TASK PROMPT:
Below are some entries. Copy each line that holds the string "results".

--------------------------------------------------

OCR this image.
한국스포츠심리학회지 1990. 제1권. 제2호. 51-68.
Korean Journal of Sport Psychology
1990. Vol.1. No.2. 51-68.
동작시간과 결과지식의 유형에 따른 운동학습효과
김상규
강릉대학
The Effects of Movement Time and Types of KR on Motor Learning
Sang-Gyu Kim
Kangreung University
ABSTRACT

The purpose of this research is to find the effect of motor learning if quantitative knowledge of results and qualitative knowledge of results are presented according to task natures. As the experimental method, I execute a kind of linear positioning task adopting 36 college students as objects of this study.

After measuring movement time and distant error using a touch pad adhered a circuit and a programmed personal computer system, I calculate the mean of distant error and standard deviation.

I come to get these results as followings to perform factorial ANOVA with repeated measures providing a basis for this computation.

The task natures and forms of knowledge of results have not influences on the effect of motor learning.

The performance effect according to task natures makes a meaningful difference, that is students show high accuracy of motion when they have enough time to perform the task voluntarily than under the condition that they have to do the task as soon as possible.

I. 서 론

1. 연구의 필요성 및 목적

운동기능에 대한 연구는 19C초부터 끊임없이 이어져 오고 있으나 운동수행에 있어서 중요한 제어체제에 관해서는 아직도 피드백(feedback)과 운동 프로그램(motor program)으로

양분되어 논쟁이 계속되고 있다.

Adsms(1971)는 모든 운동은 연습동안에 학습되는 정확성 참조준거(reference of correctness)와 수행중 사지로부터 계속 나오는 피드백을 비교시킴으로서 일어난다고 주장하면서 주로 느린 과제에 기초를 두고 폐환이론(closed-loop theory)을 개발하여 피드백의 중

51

--------------------------------------------------

ANSWER TO THIS EXERCISE:
The purpose of this research is to find the effect of motor learning if quantitative knowledge of results and qualitative knowledge of results are presented according to task natures. As the experimental method, I execute a kind of linear positioning task adopting 36 college students as objects of this study.
I come to get these results as followings to perform factorial ANOVA with repeated measures providing a basis for this computation.
The task natures and forms of knowledge of results have not influences on the effect of motor learning.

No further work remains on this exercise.